[START OF The input]
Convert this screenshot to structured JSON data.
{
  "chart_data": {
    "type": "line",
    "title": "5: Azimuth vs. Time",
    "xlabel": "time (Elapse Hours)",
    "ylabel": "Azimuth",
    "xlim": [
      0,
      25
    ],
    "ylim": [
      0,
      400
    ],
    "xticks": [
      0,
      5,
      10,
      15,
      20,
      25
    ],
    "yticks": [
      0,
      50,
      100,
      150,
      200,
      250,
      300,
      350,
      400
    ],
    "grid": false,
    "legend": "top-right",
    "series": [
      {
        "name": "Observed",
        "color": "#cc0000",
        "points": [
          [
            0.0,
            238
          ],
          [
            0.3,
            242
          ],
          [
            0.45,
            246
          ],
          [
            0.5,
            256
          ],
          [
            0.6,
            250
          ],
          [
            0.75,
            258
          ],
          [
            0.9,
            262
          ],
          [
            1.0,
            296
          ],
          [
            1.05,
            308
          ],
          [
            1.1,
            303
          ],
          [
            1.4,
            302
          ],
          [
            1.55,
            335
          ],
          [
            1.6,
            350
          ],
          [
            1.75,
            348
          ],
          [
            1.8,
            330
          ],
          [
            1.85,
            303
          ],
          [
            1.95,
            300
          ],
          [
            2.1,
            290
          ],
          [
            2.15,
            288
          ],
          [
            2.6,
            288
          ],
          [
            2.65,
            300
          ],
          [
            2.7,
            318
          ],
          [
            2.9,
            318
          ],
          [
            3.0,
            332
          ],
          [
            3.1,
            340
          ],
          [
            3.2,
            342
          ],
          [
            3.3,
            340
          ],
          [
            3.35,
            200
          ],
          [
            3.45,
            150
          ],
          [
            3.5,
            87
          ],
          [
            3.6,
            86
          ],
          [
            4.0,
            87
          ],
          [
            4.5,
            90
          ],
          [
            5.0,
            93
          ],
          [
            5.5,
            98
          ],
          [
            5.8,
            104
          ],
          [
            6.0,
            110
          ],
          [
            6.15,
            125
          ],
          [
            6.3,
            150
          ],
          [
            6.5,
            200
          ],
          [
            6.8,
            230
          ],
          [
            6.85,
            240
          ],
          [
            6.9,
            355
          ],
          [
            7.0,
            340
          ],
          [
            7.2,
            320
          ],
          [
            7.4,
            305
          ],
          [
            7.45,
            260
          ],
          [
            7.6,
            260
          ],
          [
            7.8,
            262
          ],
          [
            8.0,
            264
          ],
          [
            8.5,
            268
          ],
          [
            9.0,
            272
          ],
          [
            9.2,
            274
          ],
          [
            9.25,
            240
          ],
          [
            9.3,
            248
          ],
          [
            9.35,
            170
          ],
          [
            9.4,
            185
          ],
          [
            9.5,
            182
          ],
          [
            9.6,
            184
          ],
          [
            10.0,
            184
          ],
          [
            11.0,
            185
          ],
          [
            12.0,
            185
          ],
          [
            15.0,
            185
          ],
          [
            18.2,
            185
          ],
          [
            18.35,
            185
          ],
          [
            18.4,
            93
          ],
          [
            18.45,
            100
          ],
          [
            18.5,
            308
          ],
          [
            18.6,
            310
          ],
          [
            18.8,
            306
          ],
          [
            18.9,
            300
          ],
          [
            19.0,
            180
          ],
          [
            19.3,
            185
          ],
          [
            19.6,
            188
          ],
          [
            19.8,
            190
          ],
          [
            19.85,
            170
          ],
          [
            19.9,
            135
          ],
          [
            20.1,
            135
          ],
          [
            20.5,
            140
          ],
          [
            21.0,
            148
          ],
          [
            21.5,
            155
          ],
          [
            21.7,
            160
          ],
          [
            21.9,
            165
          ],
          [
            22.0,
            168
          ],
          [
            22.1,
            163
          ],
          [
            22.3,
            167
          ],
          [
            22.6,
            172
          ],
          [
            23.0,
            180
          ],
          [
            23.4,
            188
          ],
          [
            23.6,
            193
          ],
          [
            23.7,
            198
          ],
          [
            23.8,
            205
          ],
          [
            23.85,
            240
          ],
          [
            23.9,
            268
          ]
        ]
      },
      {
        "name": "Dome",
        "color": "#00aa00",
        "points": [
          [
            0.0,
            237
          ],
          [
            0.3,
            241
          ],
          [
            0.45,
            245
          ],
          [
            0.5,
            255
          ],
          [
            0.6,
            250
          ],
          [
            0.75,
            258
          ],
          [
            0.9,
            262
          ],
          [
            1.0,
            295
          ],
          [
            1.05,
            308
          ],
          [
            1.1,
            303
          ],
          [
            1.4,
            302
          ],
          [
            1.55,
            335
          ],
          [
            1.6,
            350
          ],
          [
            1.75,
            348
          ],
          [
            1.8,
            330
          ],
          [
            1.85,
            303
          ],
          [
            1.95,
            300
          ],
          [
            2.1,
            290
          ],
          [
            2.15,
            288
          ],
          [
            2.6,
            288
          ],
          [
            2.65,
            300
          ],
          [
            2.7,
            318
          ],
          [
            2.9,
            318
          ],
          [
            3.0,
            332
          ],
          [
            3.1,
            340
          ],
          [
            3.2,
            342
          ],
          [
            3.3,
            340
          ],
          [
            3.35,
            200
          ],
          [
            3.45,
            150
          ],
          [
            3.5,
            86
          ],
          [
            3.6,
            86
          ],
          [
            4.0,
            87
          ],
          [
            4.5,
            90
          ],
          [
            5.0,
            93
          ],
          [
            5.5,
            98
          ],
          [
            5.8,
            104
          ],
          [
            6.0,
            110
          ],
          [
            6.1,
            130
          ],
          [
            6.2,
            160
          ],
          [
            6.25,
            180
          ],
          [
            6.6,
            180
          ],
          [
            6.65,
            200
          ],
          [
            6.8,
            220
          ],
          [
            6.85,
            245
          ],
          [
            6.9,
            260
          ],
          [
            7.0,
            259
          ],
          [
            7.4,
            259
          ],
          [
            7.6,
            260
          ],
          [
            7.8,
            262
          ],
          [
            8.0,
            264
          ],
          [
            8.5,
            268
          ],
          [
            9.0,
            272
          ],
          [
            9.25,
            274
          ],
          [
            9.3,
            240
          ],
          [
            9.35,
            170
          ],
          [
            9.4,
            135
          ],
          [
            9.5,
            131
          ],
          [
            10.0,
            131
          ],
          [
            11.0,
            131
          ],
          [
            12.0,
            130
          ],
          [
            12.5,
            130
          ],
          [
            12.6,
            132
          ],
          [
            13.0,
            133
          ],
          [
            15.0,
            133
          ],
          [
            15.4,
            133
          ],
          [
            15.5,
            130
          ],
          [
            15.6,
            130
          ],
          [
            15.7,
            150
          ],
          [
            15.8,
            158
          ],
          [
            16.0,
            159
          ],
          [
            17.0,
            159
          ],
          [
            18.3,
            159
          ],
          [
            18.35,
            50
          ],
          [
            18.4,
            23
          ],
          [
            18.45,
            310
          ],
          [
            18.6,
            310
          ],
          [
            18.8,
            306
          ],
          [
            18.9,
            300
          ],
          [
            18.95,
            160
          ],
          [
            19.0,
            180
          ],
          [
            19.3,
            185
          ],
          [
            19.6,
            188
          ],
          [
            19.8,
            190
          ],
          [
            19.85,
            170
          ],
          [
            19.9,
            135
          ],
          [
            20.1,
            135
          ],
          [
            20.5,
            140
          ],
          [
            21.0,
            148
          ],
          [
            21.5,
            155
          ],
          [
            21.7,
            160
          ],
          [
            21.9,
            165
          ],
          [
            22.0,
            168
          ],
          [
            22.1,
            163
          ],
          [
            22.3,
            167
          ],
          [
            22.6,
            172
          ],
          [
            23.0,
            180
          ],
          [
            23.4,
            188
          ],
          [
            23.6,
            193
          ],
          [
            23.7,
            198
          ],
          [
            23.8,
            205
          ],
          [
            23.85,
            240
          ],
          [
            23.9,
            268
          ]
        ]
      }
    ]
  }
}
[END OF The input]
From the first line to the last, please quote the material above exactly.

Convert this screenshot to structured JSON data.
{
  "chart_data": {
    "type": "line",
    "title": "5: Azimuth vs. Time",
    "xlabel": "time (Elapse Hours)",
    "ylabel": "Azimuth",
    "xlim": [
      0,
      25
    ],
    "ylim": [
      0,
      400
    ],
    "xticks": [
      0,
      5,
      10,
      15,
      20,
      25
    ],
    "yticks": [
      0,
      50,
      100,
      150,
      200,
      250,
      300,
      350,
      400
    ],
    "grid": false,
    "legend": "top-right",
    "series": [
      {
        "name": "Observed",
        "color": "#cc0000",
        "points": [
          [
            0.0,
            238
          ],
          [
            0.3,
            242
          ],
          [
            0.45,
            246
          ],
          [
            0.5,
            256
          ],
          [
            0.6,
            250
          ],
          [
            0.75,
            258
          ],
          [
            0.9,
            262
          ],
          [
            1.0,
            296
          ],
          [
            1.05,
            308
          ],
          [
            1.1,
            303
          ],
          [
            1.4,
            302
          ],
          [
            1.55,
            335
          ],
          [
            1.6,
            350
          ],
          [
            1.75,
            348
          ],
          [
            1.8,
            330
          ],
          [
            1.85,
            303
          ],
          [
            1.95,
            300
          ],
          [
            2.1,
            290
          ],
          [
            2.15,
            288
          ],
          [
            2.6,
            288
          ],
          [
            2.65,
            300
          ],
          [
            2.7,
            318
          ],
          [
            2.9,
            318
          ],
          [
            3.0,
            332
          ],
          [
            3.1,
            340
          ],
          [
            3.2,
            342
          ],
          [
            3.3,
            340
          ],
          [
            3.35,
            200
          ],
          [
            3.45,
            150
          ],
          [
            3.5,
            87
          ],
          [
            3.6,
            86
          ],
          [
            4.0,
            87
          ],
          [
            4.5,
            90
          ],
          [
            5.0,
            93
          ],
          [
            5.5,
            98
          ],
          [
            5.8,
            104
          ],
          [
            6.0,
            110
          ],
          [
            6.15,
            125
          ],
          [
            6.3,
            150
          ],
          [
            6.5,
            200
          ],
          [
            6.8,
            230
          ],
          [
            6.85,
            240
          ],
          [
            6.9,
            355
          ],
          [
            7.0,
            340
          ],
          [
            7.2,
            320
          ],
          [
            7.4,
            305
          ],
          [
            7.45,
            260
          ],
          [
            7.6,
            260
          ],
          [
            7.8,
            262
          ],
          [
            8.0,
            264
          ],
          [
            8.5,
            268
          ],
          [
            9.0,
            272
          ],
          [
            9.2,
            274
          ],
          [
            9.25,
            240
          ],
          [
            9.3,
            248
          ],
          [
            9.35,
            170
          ],
          [
            9.4,
            185
          ],
          [
            9.5,
            182
          ],
          [
            9.6,
            184
          ],
          [
            10.0,
            184
          ],
          [
            11.0,
            185
          ],
          [
            12.0,
            185
          ],
          [
            15.0,
            185
          ],
          [
            18.2,
            185
          ],
          [
            18.35,
            185
          ],
          [
            18.4,
            93
          ],
          [
            18.45,
            100
          ],
          [
            18.5,
            308
          ],
          [
            18.6,
            310
          ],
          [
            18.8,
            306
          ],
          [
            18.9,
            300
          ],
          [
            19.0,
            180
          ],
          [
            19.3,
            185
          ],
          [
            19.6,
            188
          ],
          [
            19.8,
            190
          ],
          [
            19.85,
            170
          ],
          [
            19.9,
            135
          ],
          [
            20.1,
            135
          ],
          [
            20.5,
            140
          ],
          [
            21.0,
            148
          ],
          [
            21.5,
            155
          ],
          [
            21.7,
            160
          ],
          [
            21.9,
            165
          ],
          [
            22.0,
            168
          ],
          [
            22.1,
            163
          ],
          [
            22.3,
            167
          ],
          [
            22.6,
            172
          ],
          [
            23.0,
            180
          ],
          [
            23.4,
            188
          ],
          [
            23.6,
            193
          ],
          [
            23.7,
            198
          ],
          [
            23.8,
            205
          ],
          [
            23.85,
            240
          ],
          [
            23.9,
            268
          ]
        ]
      },
      {
        "name": "Dome",
        "color": "#00aa00",
        "points": [
          [
            0.0,
            237
          ],
          [
            0.3,
            241
          ],
          [
            0.45,
            245
          ],
          [
            0.5,
            255
          ],
          [
            0.6,
            250
          ],
          [
            0.75,
            258
          ],
          [
            0.9,
            262
          ],
          [
            1.0,
            295
          ],
          [
            1.05,
            308
          ],
          [
            1.1,
            303
          ],
          [
            1.4,
            302
          ],
          [
            1.55,
            335
          ],
          [
            1.6,
            350
          ],
          [
            1.75,
            348
          ],
          [
            1.8,
            330
          ],
          [
            1.85,
            303
          ],
          [
            1.95,
            300
          ],
          [
            2.1,
            290
          ],
          [
            2.15,
            288
          ],
          [
            2.6,
            288
          ],
          [
            2.65,
            300
          ],
          [
            2.7,
            318
          ],
          [
            2.9,
            318
          ],
          [
            3.0,
            332
          ],
          [
            3.1,
            340
          ],
          [
            3.2,
            342
          ],
          [
            3.3,
            340
          ],
          [
            3.35,
            200
          ],
          [
            3.45,
            150
          ],
          [
            3.5,
            86
          ],
          [
            3.6,
            86
          ],
          [
            4.0,
            87
          ],
          [
            4.5,
            90
          ],
          [
            5.0,
            93
          ],
          [
            5.5,
            98
          ],
          [
            5.8,
            104
          ],
          [
            6.0,
            110
          ],
          [
            6.1,
            130
          ],
          [
            6.2,
            160
          ],
          [
            6.25,
            180
          ],
          [
            6.6,
            180
          ],
          [
            6.65,
            200
          ],
          [
            6.8,
            220
          ],
          [
            6.85,
            245
          ],
          [
            6.9,
            260
          ],
          [
            7.0,
            259
          ],
          [
            7.4,
            259
          ],
          [
            7.6,
            260
          ],
          [
            7.8,
            262
          ],
          [
            8.0,
            264
          ],
          [
            8.5,
            268
          ],
          [
            9.0,
            272
          ],
          [
            9.25,
            274
          ],
          [
            9.3,
            240
          ],
          [
            9.35,
            170
          ],
          [
            9.4,
            135
          ],
          [
            9.5,
            131
          ],
          [
            10.0,
            131
          ],
          [
            11.0,
            131
          ],
          [
            12.0,
            130
          ],
          [
            12.5,
            130
          ],
          [
            12.6,
            132
          ],
          [
            13.0,
            133
          ],
          [
            15.0,
            133
          ],
          [
            15.4,
            133
          ],
          [
            15.5,
            130
          ],
          [
            15.6,
            130
          ],
          [
            15.7,
            150
          ],
          [
            15.8,
            158
          ],
          [
            16.0,
            159
          ],
          [
            17.0,
            159
          ],
          [
            18.3,
            159
          ],
          [
            18.35,
            50
          ],
          [
            18.4,
            23
          ],
          [
            18.45,
            310
          ],
          [
            18.6,
            310
          ],
          [
            18.8,
            306
          ],
          [
            18.9,
            300
          ],
          [
            18.95,
            160
          ],
          [
            19.0,
            180
          ],
          [
            19.3,
            185
          ],
          [
            19.6,
            188
          ],
          [
            19.8,
            190
          ],
          [
            19.85,
            170
          ],
          [
            19.9,
            135
          ],
          [
            20.1,
            135
          ],
          [
            20.5,
            140
          ],
          [
            21.0,
            148
          ],
          [
            21.5,
            155
          ],
          [
            21.7,
            160
          ],
          [
            21.9,
            165
          ],
          [
            22.0,
            168
          ],
          [
            22.1,
            163
          ],
          [
            22.3,
            167
          ],
          [
            22.6,
            172
          ],
          [
            23.0,
            180
          ],
          [
            23.4,
            188
          ],
          [
            23.6,
            193
          ],
          [
            23.7,
            198
          ],
          [
            23.8,
            205
          ],
          [
            23.85,
            240
          ],
          [
            23.9,
            268
          ]
        ]
      }
    ]
  }
}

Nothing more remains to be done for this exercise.